• Exercise materials:
◆ ◆ ◆ ◆ ◆

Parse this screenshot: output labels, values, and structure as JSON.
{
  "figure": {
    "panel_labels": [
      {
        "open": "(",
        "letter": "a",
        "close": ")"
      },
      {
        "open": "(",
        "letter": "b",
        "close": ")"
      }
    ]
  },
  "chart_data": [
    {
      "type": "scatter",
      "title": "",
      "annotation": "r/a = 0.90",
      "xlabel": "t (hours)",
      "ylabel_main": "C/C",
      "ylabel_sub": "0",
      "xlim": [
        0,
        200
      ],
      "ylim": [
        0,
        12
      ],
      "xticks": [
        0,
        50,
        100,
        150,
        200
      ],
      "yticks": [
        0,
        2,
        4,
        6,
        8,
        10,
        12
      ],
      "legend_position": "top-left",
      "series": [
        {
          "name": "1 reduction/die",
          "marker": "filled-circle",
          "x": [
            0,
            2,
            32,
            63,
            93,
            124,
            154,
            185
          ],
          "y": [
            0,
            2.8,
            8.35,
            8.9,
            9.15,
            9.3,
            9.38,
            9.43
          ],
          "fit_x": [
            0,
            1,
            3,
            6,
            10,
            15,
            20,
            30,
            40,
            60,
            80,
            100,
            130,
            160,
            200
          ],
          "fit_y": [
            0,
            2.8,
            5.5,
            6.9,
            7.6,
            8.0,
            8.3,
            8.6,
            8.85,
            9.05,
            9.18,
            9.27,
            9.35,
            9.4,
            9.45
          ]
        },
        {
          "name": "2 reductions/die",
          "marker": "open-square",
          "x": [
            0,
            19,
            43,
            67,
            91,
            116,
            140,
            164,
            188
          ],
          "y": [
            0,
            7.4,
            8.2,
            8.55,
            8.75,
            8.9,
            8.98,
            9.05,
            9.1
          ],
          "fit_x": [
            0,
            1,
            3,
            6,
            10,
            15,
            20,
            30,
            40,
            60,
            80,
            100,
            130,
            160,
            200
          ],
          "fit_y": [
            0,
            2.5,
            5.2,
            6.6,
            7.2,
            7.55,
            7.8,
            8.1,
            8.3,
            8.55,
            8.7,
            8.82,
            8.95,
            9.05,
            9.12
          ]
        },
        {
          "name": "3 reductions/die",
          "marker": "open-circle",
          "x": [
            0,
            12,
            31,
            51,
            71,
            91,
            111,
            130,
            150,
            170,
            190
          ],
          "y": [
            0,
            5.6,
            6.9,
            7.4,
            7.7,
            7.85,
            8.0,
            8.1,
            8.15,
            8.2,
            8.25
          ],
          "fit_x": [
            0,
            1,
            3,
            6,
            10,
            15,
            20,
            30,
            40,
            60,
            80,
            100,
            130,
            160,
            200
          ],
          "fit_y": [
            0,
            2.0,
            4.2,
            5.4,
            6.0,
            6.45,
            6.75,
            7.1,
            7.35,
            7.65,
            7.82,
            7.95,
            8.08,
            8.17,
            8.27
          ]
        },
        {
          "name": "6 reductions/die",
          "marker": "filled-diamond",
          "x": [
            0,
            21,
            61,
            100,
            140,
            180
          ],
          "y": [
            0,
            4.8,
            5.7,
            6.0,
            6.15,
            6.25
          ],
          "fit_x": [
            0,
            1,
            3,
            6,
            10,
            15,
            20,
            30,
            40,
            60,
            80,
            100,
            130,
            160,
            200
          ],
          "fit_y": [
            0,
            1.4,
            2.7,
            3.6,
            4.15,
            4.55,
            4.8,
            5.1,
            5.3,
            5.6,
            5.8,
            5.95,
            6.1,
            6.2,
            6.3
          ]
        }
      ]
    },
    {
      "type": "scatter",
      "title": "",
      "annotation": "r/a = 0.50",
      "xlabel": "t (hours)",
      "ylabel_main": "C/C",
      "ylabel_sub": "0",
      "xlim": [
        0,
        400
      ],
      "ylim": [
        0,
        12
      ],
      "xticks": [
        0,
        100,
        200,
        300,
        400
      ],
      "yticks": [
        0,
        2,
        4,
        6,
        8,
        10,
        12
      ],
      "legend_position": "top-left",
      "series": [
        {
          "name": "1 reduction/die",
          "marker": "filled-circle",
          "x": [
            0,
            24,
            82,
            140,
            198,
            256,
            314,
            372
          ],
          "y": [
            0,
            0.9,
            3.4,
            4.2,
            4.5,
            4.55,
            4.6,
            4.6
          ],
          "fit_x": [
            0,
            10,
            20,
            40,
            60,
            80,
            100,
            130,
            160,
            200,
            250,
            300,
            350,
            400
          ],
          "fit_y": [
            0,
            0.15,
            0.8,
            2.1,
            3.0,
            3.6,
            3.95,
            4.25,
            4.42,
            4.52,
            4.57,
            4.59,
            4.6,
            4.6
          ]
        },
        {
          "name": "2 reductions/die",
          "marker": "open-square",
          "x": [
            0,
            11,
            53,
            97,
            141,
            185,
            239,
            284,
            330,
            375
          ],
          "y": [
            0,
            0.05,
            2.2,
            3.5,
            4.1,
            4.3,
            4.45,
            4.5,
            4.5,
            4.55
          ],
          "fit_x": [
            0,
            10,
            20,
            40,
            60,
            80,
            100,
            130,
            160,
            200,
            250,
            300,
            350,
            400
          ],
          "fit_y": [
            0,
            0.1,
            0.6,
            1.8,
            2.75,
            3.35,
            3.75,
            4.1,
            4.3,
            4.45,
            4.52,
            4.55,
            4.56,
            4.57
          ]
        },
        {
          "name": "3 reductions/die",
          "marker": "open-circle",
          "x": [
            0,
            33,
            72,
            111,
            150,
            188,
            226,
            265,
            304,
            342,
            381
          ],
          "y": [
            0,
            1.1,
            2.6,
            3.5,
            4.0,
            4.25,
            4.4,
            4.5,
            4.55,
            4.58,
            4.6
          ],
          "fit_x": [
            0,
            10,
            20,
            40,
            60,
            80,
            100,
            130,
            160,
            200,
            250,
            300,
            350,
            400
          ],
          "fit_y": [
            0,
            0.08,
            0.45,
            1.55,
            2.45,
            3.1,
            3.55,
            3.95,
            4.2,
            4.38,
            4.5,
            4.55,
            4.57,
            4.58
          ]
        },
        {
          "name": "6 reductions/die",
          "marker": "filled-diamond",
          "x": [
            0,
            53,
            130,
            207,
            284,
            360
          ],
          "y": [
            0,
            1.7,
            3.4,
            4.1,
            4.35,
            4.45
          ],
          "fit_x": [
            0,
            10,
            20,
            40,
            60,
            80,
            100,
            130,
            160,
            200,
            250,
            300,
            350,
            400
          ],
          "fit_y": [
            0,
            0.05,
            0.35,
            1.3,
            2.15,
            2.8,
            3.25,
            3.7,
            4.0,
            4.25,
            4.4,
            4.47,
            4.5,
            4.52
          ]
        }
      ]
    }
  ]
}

◆ ◆ ◆ ◆ ◆

• Your task: Reproduce each record exactly as it appears.

• Worked solution:
Parse this screenshot: output labels, values, and structure as JSON.
{
  "figure": {
    "panel_labels": [
      {
        "open": "(",
        "letter": "a",
        "close": ")"
      },
      {
        "open": "(",
        "letter": "b",
        "close": ")"
      }
    ]
  },
  "chart_data": [
    {
      "type": "scatter",
      "title": "",
      "annotation": "r/a = 0.90",
      "xlabel": "t (hours)",
      "ylabel_main": "C/C",
      "ylabel_sub": "0",
      "xlim": [
        0,
        200
      ],
      "ylim": [
        0,
        12
      ],
      "xticks": [
        0,
        50,
        100,
        150,
        200
      ],
      "yticks": [
        0,
        2,
        4,
        6,
        8,
        10,
        12
      ],
      "legend_position": "top-left",
      "series": [
        {
          "name": "1 reduction/die",
          "marker": "filled-circle",
          "x": [
            0,
            2,
            32,
            63,
            93,
            124,
            154,
            185
          ],
          "y": [
            0,
            2.8,
            8.35,
            8.9,
            9.15,
            9.3,
            9.38,
            9.43
          ],
          "fit_x": [
            0,
            1,
            3,
            6,
            10,
            15,
            20,
            30,
            40,
            60,
            80,
            100,
            130,
            160,
            200
          ],
          "fit_y": [
            0,
            2.8,
            5.5,
            6.9,
            7.6,
            8.0,
            8.3,
            8.6,
            8.85,
            9.05,
            9.18,
            9.27,
            9.35,
            9.4,
            9.45
          ]
        },
        {
          "name": "2 reductions/die",
          "marker": "open-square",
          "x": [
            0,
            19,
            43,
            67,
            91,
            116,
            140,
            164,
            188
          ],
          "y": [
            0,
            7.4,
            8.2,
            8.55,
            8.75,
            8.9,
            8.98,
            9.05,
            9.1
          ],
          "fit_x": [
            0,
            1,
            3,
            6,
            10,
            15,
            20,
            30,
            40,
            60,
            80,
            100,
            130,
            160,
            200
          ],
          "fit_y": [
            0,
            2.5,
            5.2,
            6.6,
            7.2,
            7.55,
            7.8,
            8.1,
            8.3,
            8.55,
            8.7,
            8.82,
            8.95,
            9.05,
            9.12
          ]
        },
        {
          "name": "3 reductions/die",
          "marker": "open-circle",
          "x": [
            0,
            12,
            31,
            51,
            71,
            91,
            111,
            130,
            150,
            170,
            190
          ],
          "y": [
            0,
            5.6,
            6.9,
            7.4,
            7.7,
            7.85,
            8.0,
            8.1,
            8.15,
            8.2,
            8.25
          ],
          "fit_x": [
            0,
            1,
            3,
            6,
            10,
            15,
            20,
            30,
            40,
            60,
            80,
            100,
            130,
            160,
            200
          ],
          "fit_y": [
            0,
            2.0,
            4.2,
            5.4,
            6.0,
            6.45,
            6.75,
            7.1,
            7.35,
            7.65,
            7.82,
            7.95,
            8.08,
            8.17,
            8.27
          ]
        },
        {
          "name": "6 reductions/die",
          "marker": "filled-diamond",
          "x": [
            0,
            21,
            61,
            100,
            140,
            180
          ],
          "y": [
            0,
            4.8,
            5.7,
            6.0,
            6.15,
            6.25
          ],
          "fit_x": [
            0,
            1,
            3,
            6,
            10,
            15,
            20,
            30,
            40,
            60,
            80,
            100,
            130,
            160,
            200
          ],
          "fit_y": [
            0,
            1.4,
            2.7,
            3.6,
            4.15,
            4.55,
            4.8,
            5.1,
            5.3,
            5.6,
            5.8,
            5.95,
            6.1,
            6.2,
            6.3
          ]
        }
      ]
    },
    {
      "type": "scatter",
      "title": "",
      "annotation": "r/a = 0.50",
      "xlabel": "t (hours)",
      "ylabel_main": "C/C",
      "ylabel_sub": "0",
      "xlim": [
        0,
        400
      ],
      "ylim": [
        0,
        12
      ],
      "xticks": [
        0,
        100,
        200,
        300,
        400
      ],
      "yticks": [
        0,
        2,
        4,
        6,
        8,
        10,
        12
      ],
      "legend_position": "top-left",
      "series": [
        {
          "name": "1 reduction/die",
          "marker": "filled-circle",
          "x": [
            0,
            24,
            82,
            140,
            198,
            256,
            314,
            372
          ],
          "y": [
            0,
            0.9,
            3.4,
            4.2,
            4.5,
            4.55,
            4.6,
            4.6
          ],
          "fit_x": [
            0,
            10,
            20,
            40,
            60,
            80,
            100,
            130,
            160,
            200,
            250,
            300,
            350,
            400
          ],
          "fit_y": [
            0,
            0.15,
            0.8,
            2.1,
            3.0,
            3.6,
            3.95,
            4.25,
            4.42,
            4.52,
            4.57,
            4.59,
            4.6,
            4.6
          ]
        },
        {
          "name": "2 reductions/die",
          "marker": "open-square",
          "x": [
            0,
            11,
            53,
            97,
            141,
            185,
            239,
            284,
            330,
            375
          ],
          "y": [
            0,
            0.05,
            2.2,
            3.5,
            4.1,
            4.3,
            4.45,
            4.5,
            4.5,
            4.55
          ],
          "fit_x": [
            0,
            10,
            20,
            40,
            60,
            80,
            100,
            130,
            160,
            200,
            250,
            300,
            350,
            400
          ],
          "fit_y": [
            0,
            0.1,
            0.6,
            1.8,
            2.75,
            3.35,
            3.75,
            4.1,
            4.3,
            4.45,
            4.52,
            4.55,
            4.56,
            4.57
          ]
        },
        {
          "name": "3 reductions/die",
          "marker": "open-circle",
          "x": [
            0,
            33,
            72,
            111,
            150,
            188,
            226,
            265,
            304,
            342,
            381
          ],
          "y": [
            0,
            1.1,
            2.6,
            3.5,
            4.0,
            4.25,
            4.4,
            4.5,
            4.55,
            4.58,
            4.6
          ],
          "fit_x": [
            0,
            10,
            20,
            40,
            60,
            80,
            100,
            130,
            160,
            200,
            250,
            300,
            350,
            400
          ],
          "fit_y": [
            0,
            0.08,
            0.45,
            1.55,
            2.45,
            3.1,
            3.55,
            3.95,
            4.2,
            4.38,
            4.5,
            4.55,
            4.57,
            4.58
          ]
        },
        {
          "name": "6 reductions/die",
          "marker": "filled-diamond",
          "x": [
            0,
            53,
            130,
            207,
            284,
            360
          ],
          "y": [
            0,
            1.7,
            3.4,
            4.1,
            4.35,
            4.45
          ],
          "fit_x": [
            0,
            10,
            20,
            40,
            60,
            80,
            100,
            130,
            160,
            200,
            250,
            300,
            350,
            400
          ],
          "fit_y": [
            0,
            0.05,
            0.35,
            1.3,
            2.15,
            2.8,
            3.25,
            3.7,
            4.0,
            4.25,
            4.4,
            4.47,
            4.5,
            4.52
          ]
        }
      ]
    }
  ]
}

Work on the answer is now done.